Exercise instructions
Collect every line of the records below that contains the word "xlabel".

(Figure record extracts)
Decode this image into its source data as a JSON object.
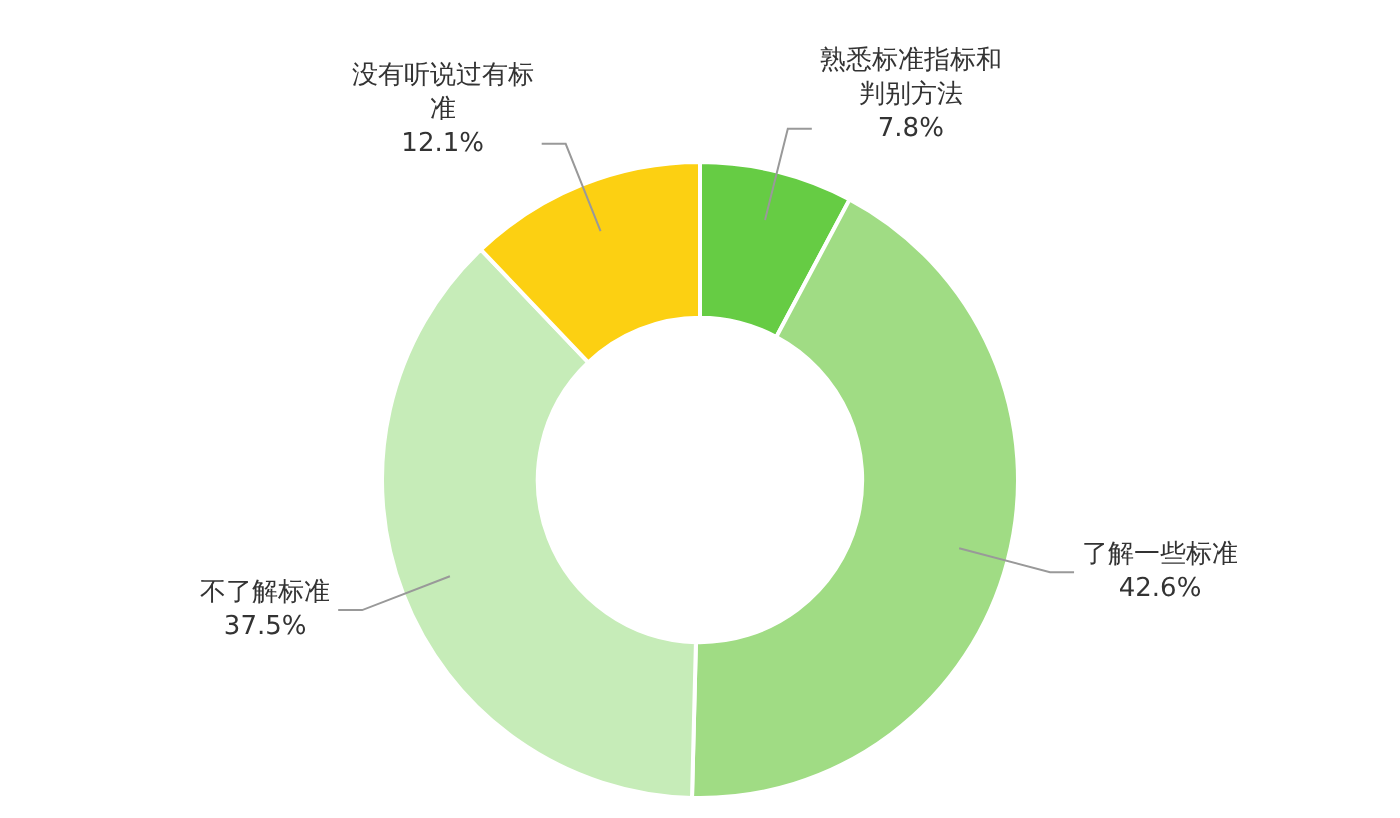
{
  "chart_data": {
    "type": "donut",
    "categories": [
      "熟悉标准指标和判别方法",
      "了解一些标准",
      "不了解标准",
      "没有听说过有标准"
    ],
    "values": [
      7.8,
      42.6,
      37.5,
      12.1
    ],
    "colors": [
      "#66cc44",
      "#a0dc84",
      "#c6ecb8",
      "#fcd012"
    ],
    "value_labels": [
      "7.8%",
      "42.6%",
      "37.5%",
      "12.1%"
    ],
    "legend": false
  }
}
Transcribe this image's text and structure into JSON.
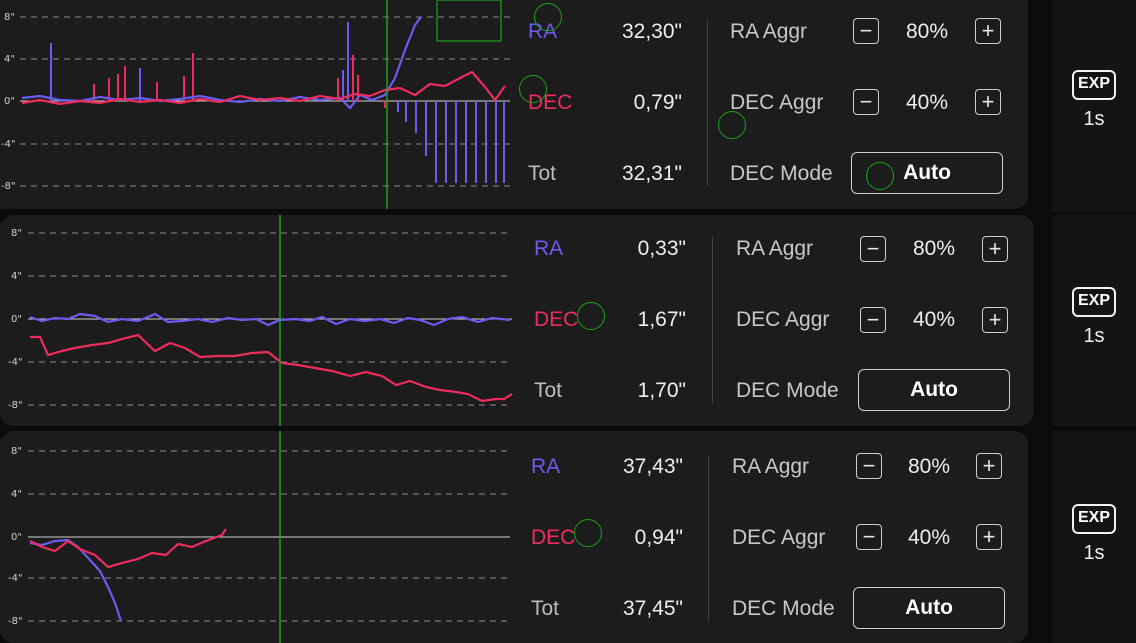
{
  "colors": {
    "ra": "#6a5cf0",
    "dec": "#ee2c5c",
    "cursor": "#1ba11b",
    "grid": "#8a8a8a"
  },
  "panels": [
    {
      "y_ticks": [
        "8\"",
        "4\"",
        "0\"",
        "-4\"",
        "-8\""
      ],
      "stats": {
        "ra_label": "RA",
        "ra_value": "32,30\"",
        "dec_label": "DEC",
        "dec_value": "0,79\"",
        "tot_label": "Tot",
        "tot_value": "32,31\""
      },
      "controls": {
        "ra_aggr_label": "RA Aggr",
        "ra_aggr_value": "80%",
        "dec_aggr_label": "DEC Aggr",
        "dec_aggr_value": "40%",
        "dec_mode_label": "DEC Mode",
        "dec_mode_value": "Auto",
        "minus_icon": "minus-icon",
        "plus_icon": "plus-icon"
      },
      "exp": {
        "badge": "EXP",
        "time": "1s"
      }
    },
    {
      "y_ticks": [
        "8\"",
        "4\"",
        "0\"",
        "-4\"",
        "-8\""
      ],
      "stats": {
        "ra_label": "RA",
        "ra_value": "0,33\"",
        "dec_label": "DEC",
        "dec_value": "1,67\"",
        "tot_label": "Tot",
        "tot_value": "1,70\""
      },
      "controls": {
        "ra_aggr_label": "RA Aggr",
        "ra_aggr_value": "80%",
        "dec_aggr_label": "DEC Aggr",
        "dec_aggr_value": "40%",
        "dec_mode_label": "DEC Mode",
        "dec_mode_value": "Auto",
        "minus_icon": "minus-icon",
        "plus_icon": "plus-icon"
      },
      "exp": {
        "badge": "EXP",
        "time": "1s"
      }
    },
    {
      "y_ticks": [
        "8\"",
        "4\"",
        "0\"",
        "-4\"",
        "-8\""
      ],
      "stats": {
        "ra_label": "RA",
        "ra_value": "37,43\"",
        "dec_label": "DEC",
        "dec_value": "0,94\"",
        "tot_label": "Tot",
        "tot_value": "37,45\""
      },
      "controls": {
        "ra_aggr_label": "RA Aggr",
        "ra_aggr_value": "80%",
        "dec_aggr_label": "DEC Aggr",
        "dec_aggr_value": "40%",
        "dec_mode_label": "DEC Mode",
        "dec_mode_value": "Auto",
        "minus_icon": "minus-icon",
        "plus_icon": "plus-icon"
      },
      "exp": {
        "badge": "EXP",
        "time": "1s"
      }
    }
  ]
}
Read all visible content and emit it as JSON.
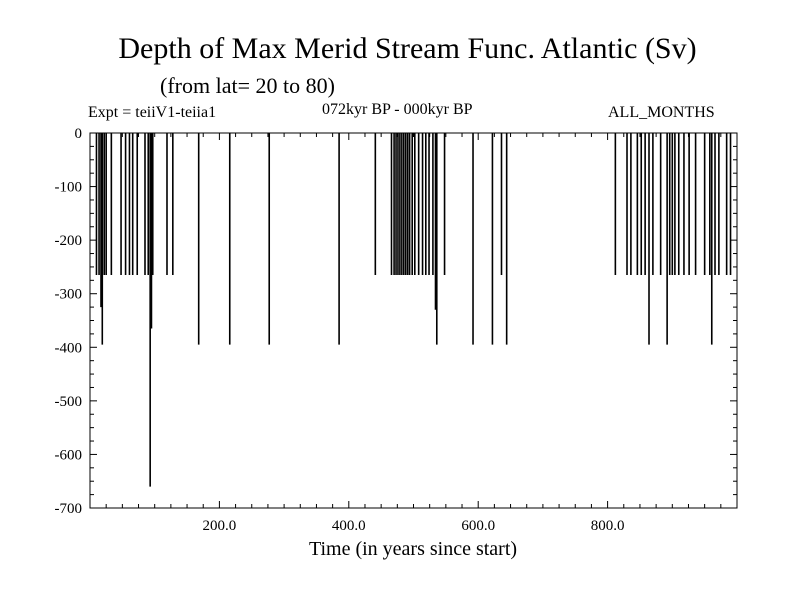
{
  "header": {
    "title": "Depth of Max Merid Stream Func. Atlantic (Sv)",
    "subtitle": "(from lat= 20 to 80)",
    "expt": "Expt = teiiV1-teiia1",
    "period": "072kyr BP - 000kyr BP",
    "months": "ALL_MONTHS"
  },
  "chart_data": {
    "type": "line",
    "xlabel": "Time (in years since start)",
    "ylabel": "",
    "xlim": [
      0,
      1000
    ],
    "ylim": [
      -700,
      0
    ],
    "x_ticks": [
      200,
      400,
      600,
      800
    ],
    "x_tick_labels": [
      "200.0",
      "400.0",
      "600.0",
      "800.0"
    ],
    "y_ticks": [
      0,
      -100,
      -200,
      -300,
      -400,
      -500,
      -600,
      -700
    ],
    "y_tick_labels": [
      "0",
      "-100",
      "-200",
      "-300",
      "-400",
      "-500",
      "-600",
      "-700"
    ],
    "grid": false,
    "series": [
      {
        "spikes": [
          {
            "x": 10,
            "y": -265
          },
          {
            "x": 14,
            "y": -265
          },
          {
            "x": 17,
            "y": -325
          },
          {
            "x": 19,
            "y": -395
          },
          {
            "x": 22,
            "y": -265
          },
          {
            "x": 25,
            "y": -265
          },
          {
            "x": 33,
            "y": -265
          },
          {
            "x": 48,
            "y": -265
          },
          {
            "x": 55,
            "y": -265
          },
          {
            "x": 61,
            "y": -265
          },
          {
            "x": 66,
            "y": -265
          },
          {
            "x": 73,
            "y": -265
          },
          {
            "x": 85,
            "y": -265
          },
          {
            "x": 90,
            "y": -265
          },
          {
            "x": 93,
            "y": -660
          },
          {
            "x": 95,
            "y": -365
          },
          {
            "x": 97,
            "y": -265
          },
          {
            "x": 119,
            "y": -265
          },
          {
            "x": 128,
            "y": -265
          },
          {
            "x": 168,
            "y": -395
          },
          {
            "x": 216,
            "y": -395
          },
          {
            "x": 277,
            "y": -395
          },
          {
            "x": 385,
            "y": -395
          },
          {
            "x": 441,
            "y": -265
          },
          {
            "x": 466,
            "y": -265
          },
          {
            "x": 470,
            "y": -265
          },
          {
            "x": 473,
            "y": -265
          },
          {
            "x": 476,
            "y": -265
          },
          {
            "x": 479,
            "y": -265
          },
          {
            "x": 482,
            "y": -265
          },
          {
            "x": 485,
            "y": -265
          },
          {
            "x": 488,
            "y": -265
          },
          {
            "x": 491,
            "y": -265
          },
          {
            "x": 494,
            "y": -265
          },
          {
            "x": 498,
            "y": -265
          },
          {
            "x": 502,
            "y": -265
          },
          {
            "x": 508,
            "y": -265
          },
          {
            "x": 514,
            "y": -265
          },
          {
            "x": 519,
            "y": -265
          },
          {
            "x": 524,
            "y": -265
          },
          {
            "x": 530,
            "y": -265
          },
          {
            "x": 534,
            "y": -330
          },
          {
            "x": 536,
            "y": -395
          },
          {
            "x": 548,
            "y": -265
          },
          {
            "x": 592,
            "y": -395
          },
          {
            "x": 622,
            "y": -395
          },
          {
            "x": 636,
            "y": -265
          },
          {
            "x": 644,
            "y": -395
          },
          {
            "x": 812,
            "y": -265
          },
          {
            "x": 830,
            "y": -265
          },
          {
            "x": 836,
            "y": -265
          },
          {
            "x": 846,
            "y": -265
          },
          {
            "x": 852,
            "y": -265
          },
          {
            "x": 858,
            "y": -265
          },
          {
            "x": 864,
            "y": -395
          },
          {
            "x": 870,
            "y": -265
          },
          {
            "x": 882,
            "y": -265
          },
          {
            "x": 892,
            "y": -395
          },
          {
            "x": 896,
            "y": -265
          },
          {
            "x": 900,
            "y": -265
          },
          {
            "x": 904,
            "y": -265
          },
          {
            "x": 910,
            "y": -265
          },
          {
            "x": 918,
            "y": -265
          },
          {
            "x": 926,
            "y": -265
          },
          {
            "x": 936,
            "y": -265
          },
          {
            "x": 950,
            "y": -265
          },
          {
            "x": 958,
            "y": -265
          },
          {
            "x": 961,
            "y": -395
          },
          {
            "x": 966,
            "y": -265
          },
          {
            "x": 972,
            "y": -265
          },
          {
            "x": 984,
            "y": -265
          },
          {
            "x": 990,
            "y": -265
          }
        ]
      }
    ]
  }
}
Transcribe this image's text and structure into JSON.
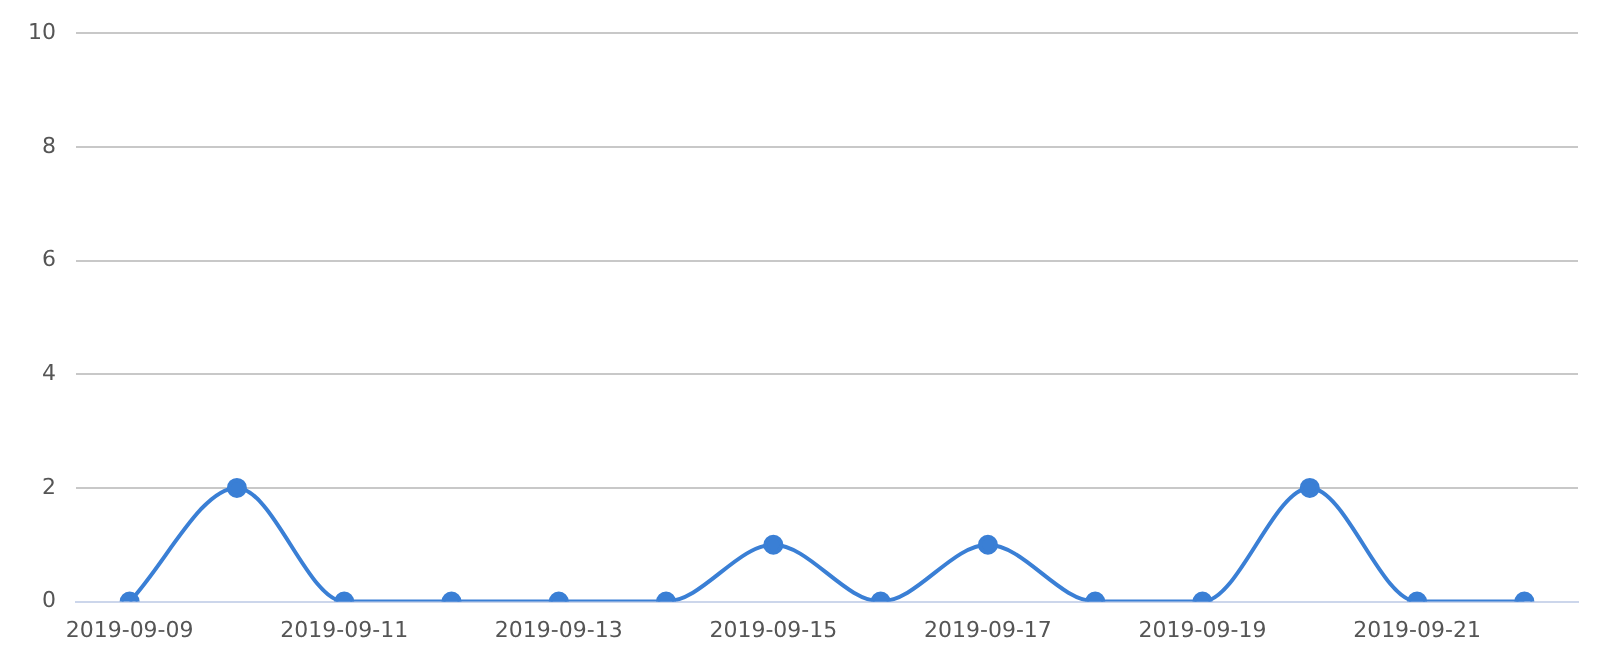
{
  "chart_data": {
    "type": "line",
    "categories": [
      "2019-09-09",
      null,
      "2019-09-11",
      null,
      "2019-09-13",
      null,
      "2019-09-15",
      null,
      "2019-09-17",
      null,
      "2019-09-19",
      null,
      "2019-09-21",
      null
    ],
    "series": [
      {
        "color": "#3a7fd5",
        "values": [
          0,
          2,
          0,
          0,
          0,
          0,
          1,
          0,
          1,
          0,
          0,
          2,
          0,
          0
        ]
      }
    ],
    "ylim": [
      0,
      10
    ],
    "yticks": [
      0,
      2,
      4,
      6,
      8,
      10
    ],
    "grid": "y",
    "legend": false,
    "marker": "circle",
    "line_style": "solid"
  }
}
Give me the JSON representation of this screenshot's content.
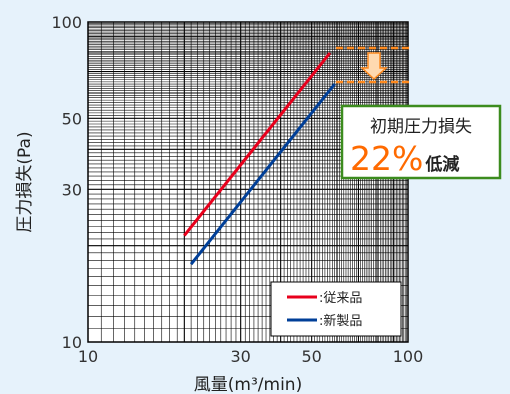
{
  "chart_data": {
    "type": "line",
    "x_scale": "log",
    "y_scale": "log",
    "xlim": [
      10,
      100
    ],
    "ylim": [
      10,
      100
    ],
    "xlabel": "風量(m³/min)",
    "ylabel": "圧力損失(Pa)",
    "x_ticks": [
      "10",
      "30",
      "50",
      "100"
    ],
    "x_tick_values": [
      10,
      30,
      50,
      100
    ],
    "y_ticks": [
      "10",
      "30",
      "50",
      "100"
    ],
    "y_tick_values": [
      10,
      30,
      50,
      100
    ],
    "grid": true,
    "legend_position": "bottom-right",
    "series": [
      {
        "name": ":従来品",
        "color": "#e8001c",
        "x": [
          20,
          57
        ],
        "y": [
          21.5,
          80
        ]
      },
      {
        "name": ":新製品",
        "color": "#003f98",
        "x": [
          21,
          59
        ],
        "y": [
          17.5,
          64
        ]
      }
    ],
    "annotation": {
      "title": "初期圧力損失",
      "value": "22%",
      "suffix": "低減",
      "arrow_color": "#ff8a1e",
      "box_color": "#3c8c1e"
    }
  }
}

Completed task
    "xlabel": "Time (in years since start)",
    "xlabel": "風量(m³/min)",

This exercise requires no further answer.